=== EXCERPTED RECORDS ===
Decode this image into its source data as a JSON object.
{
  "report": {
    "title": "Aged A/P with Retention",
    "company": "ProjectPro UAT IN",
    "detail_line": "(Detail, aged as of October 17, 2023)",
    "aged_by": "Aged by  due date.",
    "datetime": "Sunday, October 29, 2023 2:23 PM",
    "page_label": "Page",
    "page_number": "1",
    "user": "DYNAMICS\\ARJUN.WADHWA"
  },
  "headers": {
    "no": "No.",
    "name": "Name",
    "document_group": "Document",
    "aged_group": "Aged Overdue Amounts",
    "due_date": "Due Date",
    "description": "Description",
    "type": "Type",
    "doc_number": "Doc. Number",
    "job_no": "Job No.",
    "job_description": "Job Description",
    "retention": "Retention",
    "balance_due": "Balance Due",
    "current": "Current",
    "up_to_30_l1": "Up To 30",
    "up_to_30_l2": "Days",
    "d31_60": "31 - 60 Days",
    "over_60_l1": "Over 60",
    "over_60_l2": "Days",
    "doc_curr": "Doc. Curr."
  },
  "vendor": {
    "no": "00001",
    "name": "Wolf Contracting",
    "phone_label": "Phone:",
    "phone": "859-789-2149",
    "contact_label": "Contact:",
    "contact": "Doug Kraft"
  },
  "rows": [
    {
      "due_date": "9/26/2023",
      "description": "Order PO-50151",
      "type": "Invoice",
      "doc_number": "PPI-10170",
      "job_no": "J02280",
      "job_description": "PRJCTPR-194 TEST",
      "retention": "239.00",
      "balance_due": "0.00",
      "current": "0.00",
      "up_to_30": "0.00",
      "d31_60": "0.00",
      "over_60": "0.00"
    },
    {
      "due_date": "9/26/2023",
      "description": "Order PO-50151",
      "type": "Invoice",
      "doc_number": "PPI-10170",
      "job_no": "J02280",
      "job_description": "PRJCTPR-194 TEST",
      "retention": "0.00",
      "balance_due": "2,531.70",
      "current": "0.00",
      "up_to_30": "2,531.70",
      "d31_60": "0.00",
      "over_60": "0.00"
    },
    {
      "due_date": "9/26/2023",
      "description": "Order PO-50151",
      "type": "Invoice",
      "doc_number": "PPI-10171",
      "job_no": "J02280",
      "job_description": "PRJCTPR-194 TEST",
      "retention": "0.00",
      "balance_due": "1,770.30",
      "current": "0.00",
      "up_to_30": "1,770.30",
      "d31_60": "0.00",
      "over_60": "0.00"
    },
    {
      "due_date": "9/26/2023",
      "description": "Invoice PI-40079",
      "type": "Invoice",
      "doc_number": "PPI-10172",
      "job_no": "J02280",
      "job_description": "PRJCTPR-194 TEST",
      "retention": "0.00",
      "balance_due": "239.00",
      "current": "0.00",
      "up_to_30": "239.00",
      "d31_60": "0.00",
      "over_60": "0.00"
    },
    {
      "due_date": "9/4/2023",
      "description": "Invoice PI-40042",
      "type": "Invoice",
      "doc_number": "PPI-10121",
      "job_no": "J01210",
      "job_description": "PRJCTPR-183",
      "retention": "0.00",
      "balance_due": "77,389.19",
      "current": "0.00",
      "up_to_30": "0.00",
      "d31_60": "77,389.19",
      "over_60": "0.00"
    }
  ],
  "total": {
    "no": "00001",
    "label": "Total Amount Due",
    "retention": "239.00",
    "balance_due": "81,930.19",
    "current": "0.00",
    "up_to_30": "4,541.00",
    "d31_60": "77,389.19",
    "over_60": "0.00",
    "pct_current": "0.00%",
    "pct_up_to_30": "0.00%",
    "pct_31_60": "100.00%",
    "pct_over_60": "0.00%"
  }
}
===
* WHAT NEEDS TO BE DONE
Write out the entries above word for word.

* THE SOLUTION
Decode this image into its source data as a JSON object.
{
  "report": {
    "title": "Aged A/P with Retention",
    "company": "ProjectPro UAT IN",
    "detail_line": "(Detail, aged as of October 17, 2023)",
    "aged_by": "Aged by  due date.",
    "datetime": "Sunday, October 29, 2023 2:23 PM",
    "page_label": "Page",
    "page_number": "1",
    "user": "DYNAMICS\\ARJUN.WADHWA"
  },
  "headers": {
    "no": "No.",
    "name": "Name",
    "document_group": "Document",
    "aged_group": "Aged Overdue Amounts",
    "due_date": "Due Date",
    "description": "Description",
    "type": "Type",
    "doc_number": "Doc. Number",
    "job_no": "Job No.",
    "job_description": "Job Description",
    "retention": "Retention",
    "balance_due": "Balance Due",
    "current": "Current",
    "up_to_30_l1": "Up To 30",
    "up_to_30_l2": "Days",
    "d31_60": "31 - 60 Days",
    "over_60_l1": "Over 60",
    "over_60_l2": "Days",
    "doc_curr": "Doc. Curr."
  },
  "vendor": {
    "no": "00001",
    "name": "Wolf Contracting",
    "phone_label": "Phone:",
    "phone": "859-789-2149",
    "contact_label": "Contact:",
    "contact": "Doug Kraft"
  },
  "rows": [
    {
      "due_date": "9/26/2023",
      "description": "Order PO-50151",
      "type": "Invoice",
      "doc_number": "PPI-10170",
      "job_no": "J02280",
      "job_description": "PRJCTPR-194 TEST",
      "retention": "239.00",
      "balance_due": "0.00",
      "current": "0.00",
      "up_to_30": "0.00",
      "d31_60": "0.00",
      "over_60": "0.00"
    },
    {
      "due_date": "9/26/2023",
      "description": "Order PO-50151",
      "type": "Invoice",
      "doc_number": "PPI-10170",
      "job_no": "J02280",
      "job_description": "PRJCTPR-194 TEST",
      "retention": "0.00",
      "balance_due": "2,531.70",
      "current": "0.00",
      "up_to_30": "2,531.70",
      "d31_60": "0.00",
      "over_60": "0.00"
    },
    {
      "due_date": "9/26/2023",
      "description": "Order PO-50151",
      "type": "Invoice",
      "doc_number": "PPI-10171",
      "job_no": "J02280",
      "job_description": "PRJCTPR-194 TEST",
      "retention": "0.00",
      "balance_due": "1,770.30",
      "current": "0.00",
      "up_to_30": "1,770.30",
      "d31_60": "0.00",
      "over_60": "0.00"
    },
    {
      "due_date": "9/26/2023",
      "description": "Invoice PI-40079",
      "type": "Invoice",
      "doc_number": "PPI-10172",
      "job_no": "J02280",
      "job_description": "PRJCTPR-194 TEST",
      "retention": "0.00",
      "balance_due": "239.00",
      "current": "0.00",
      "up_to_30": "239.00",
      "d31_60": "0.00",
      "over_60": "0.00"
    },
    {
      "due_date": "9/4/2023",
      "description": "Invoice PI-40042",
      "type": "Invoice",
      "doc_number": "PPI-10121",
      "job_no": "J01210",
      "job_description": "PRJCTPR-183",
      "retention": "0.00",
      "balance_due": "77,389.19",
      "current": "0.00",
      "up_to_30": "0.00",
      "d31_60": "77,389.19",
      "over_60": "0.00"
    }
  ],
  "total": {
    "no": "00001",
    "label": "Total Amount Due",
    "retention": "239.00",
    "balance_due": "81,930.19",
    "current": "0.00",
    "up_to_30": "4,541.00",
    "d31_60": "77,389.19",
    "over_60": "0.00",
    "pct_current": "0.00%",
    "pct_up_to_30": "0.00%",
    "pct_31_60": "100.00%",
    "pct_over_60": "0.00%"
  }
}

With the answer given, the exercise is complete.